- **YOUR TASK**
Return, character for character, the lines from the one bearing "OCR this image." through the end of the material. Omit everything before that line.

□ □ □ □

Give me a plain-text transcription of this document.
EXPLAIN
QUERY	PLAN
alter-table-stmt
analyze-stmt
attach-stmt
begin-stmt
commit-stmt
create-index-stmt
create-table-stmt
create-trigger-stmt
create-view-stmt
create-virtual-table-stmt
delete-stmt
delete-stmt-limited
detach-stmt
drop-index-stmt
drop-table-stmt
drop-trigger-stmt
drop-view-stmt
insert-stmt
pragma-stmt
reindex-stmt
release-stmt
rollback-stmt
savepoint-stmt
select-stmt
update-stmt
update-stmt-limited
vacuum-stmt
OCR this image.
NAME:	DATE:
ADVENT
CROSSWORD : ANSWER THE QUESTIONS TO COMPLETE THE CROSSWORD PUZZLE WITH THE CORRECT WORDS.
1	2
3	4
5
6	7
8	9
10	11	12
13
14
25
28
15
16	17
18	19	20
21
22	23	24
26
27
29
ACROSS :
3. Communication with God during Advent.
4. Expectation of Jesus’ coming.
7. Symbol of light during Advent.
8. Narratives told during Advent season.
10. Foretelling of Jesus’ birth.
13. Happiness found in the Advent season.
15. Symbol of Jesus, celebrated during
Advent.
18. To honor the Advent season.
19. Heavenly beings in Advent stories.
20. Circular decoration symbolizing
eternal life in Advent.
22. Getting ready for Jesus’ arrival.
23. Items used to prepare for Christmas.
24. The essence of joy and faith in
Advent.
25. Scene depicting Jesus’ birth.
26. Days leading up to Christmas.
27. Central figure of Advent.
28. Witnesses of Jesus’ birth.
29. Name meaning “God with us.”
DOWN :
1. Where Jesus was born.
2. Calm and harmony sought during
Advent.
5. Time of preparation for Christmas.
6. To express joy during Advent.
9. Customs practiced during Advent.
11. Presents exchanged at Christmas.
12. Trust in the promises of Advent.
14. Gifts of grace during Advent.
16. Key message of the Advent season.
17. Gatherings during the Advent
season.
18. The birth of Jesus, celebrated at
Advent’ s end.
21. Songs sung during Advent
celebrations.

□ □ □ □

- **WRITTEN RESPONSE**
OCR this image.
NAME:	DATE:
ADVENT
CROSSWORD : ANSWER THE QUESTIONS TO COMPLETE THE CROSSWORD PUZZLE WITH THE CORRECT WORDS.
1	2
3	4
5
6	7
8	9
10	11	12
13
14
25
28
15
16	17
18	19	20
21
22	23	24
26
27
29
ACROSS :
3. Communication with God during Advent.
4. Expectation of Jesus’ coming.
7. Symbol of light during Advent.
8. Narratives told during Advent season.
10. Foretelling of Jesus’ birth.
13. Happiness found in the Advent season.
15. Symbol of Jesus, celebrated during
Advent.
18. To honor the Advent season.
19. Heavenly beings in Advent stories.
20. Circular decoration symbolizing
eternal life in Advent.
22. Getting ready for Jesus’ arrival.
23. Items used to prepare for Christmas.
24. The essence of joy and faith in
Advent.
25. Scene depicting Jesus’ birth.
26. Days leading up to Christmas.
27. Central figure of Advent.
28. Witnesses of Jesus’ birth.
29. Name meaning “God with us.”
DOWN :
1. Where Jesus was born.
2. Calm and harmony sought during
Advent.
5. Time of preparation for Christmas.
6. To express joy during Advent.
9. Customs practiced during Advent.
11. Presents exchanged at Christmas.
12. Trust in the promises of Advent.
14. Gifts of grace during Advent.
16. Key message of the Advent season.
17. Gatherings during the Advent
season.
18. The birth of Jesus, celebrated at
Advent’ s end.
21. Songs sung during Advent
celebrations.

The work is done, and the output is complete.